* INSTRUCTIONS FOR THE TASK: List each line of the data that holds the word "white".

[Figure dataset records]

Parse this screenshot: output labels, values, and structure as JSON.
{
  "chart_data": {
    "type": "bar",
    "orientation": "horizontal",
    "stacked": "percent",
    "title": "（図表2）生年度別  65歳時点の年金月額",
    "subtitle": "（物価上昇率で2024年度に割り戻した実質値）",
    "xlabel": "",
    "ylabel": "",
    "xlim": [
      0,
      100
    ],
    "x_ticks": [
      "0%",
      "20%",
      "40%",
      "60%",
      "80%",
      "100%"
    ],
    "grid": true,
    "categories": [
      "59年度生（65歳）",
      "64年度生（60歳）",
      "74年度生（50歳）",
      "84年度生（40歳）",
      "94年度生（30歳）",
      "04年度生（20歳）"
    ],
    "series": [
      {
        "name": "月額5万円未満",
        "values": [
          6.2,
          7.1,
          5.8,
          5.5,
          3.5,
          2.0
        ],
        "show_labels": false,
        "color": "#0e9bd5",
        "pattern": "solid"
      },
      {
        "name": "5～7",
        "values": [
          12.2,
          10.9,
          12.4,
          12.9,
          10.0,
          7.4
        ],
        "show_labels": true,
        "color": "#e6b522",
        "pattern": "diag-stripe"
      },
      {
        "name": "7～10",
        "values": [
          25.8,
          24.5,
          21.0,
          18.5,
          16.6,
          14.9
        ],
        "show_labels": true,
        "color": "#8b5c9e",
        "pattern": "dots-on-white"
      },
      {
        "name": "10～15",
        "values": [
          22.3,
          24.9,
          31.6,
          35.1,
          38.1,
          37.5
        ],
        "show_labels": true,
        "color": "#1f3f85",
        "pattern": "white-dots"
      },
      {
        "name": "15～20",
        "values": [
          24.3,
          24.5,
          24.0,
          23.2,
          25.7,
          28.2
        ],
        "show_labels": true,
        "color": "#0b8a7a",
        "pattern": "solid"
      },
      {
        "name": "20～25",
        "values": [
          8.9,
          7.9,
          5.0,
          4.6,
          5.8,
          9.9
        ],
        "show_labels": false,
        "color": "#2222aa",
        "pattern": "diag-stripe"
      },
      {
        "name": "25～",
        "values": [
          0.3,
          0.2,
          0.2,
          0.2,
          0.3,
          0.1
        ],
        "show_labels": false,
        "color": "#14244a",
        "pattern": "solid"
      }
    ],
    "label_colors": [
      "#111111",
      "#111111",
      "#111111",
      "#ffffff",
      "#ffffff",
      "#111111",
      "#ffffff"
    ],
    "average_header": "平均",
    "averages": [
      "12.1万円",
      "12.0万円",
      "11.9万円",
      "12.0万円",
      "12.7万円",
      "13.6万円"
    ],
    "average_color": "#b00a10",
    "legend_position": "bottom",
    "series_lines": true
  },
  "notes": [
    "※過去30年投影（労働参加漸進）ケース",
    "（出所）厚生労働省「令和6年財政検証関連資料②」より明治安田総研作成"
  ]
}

* EXERCISE RESULT:
        "pattern": "dots-on-white"
        "pattern": "white-dots"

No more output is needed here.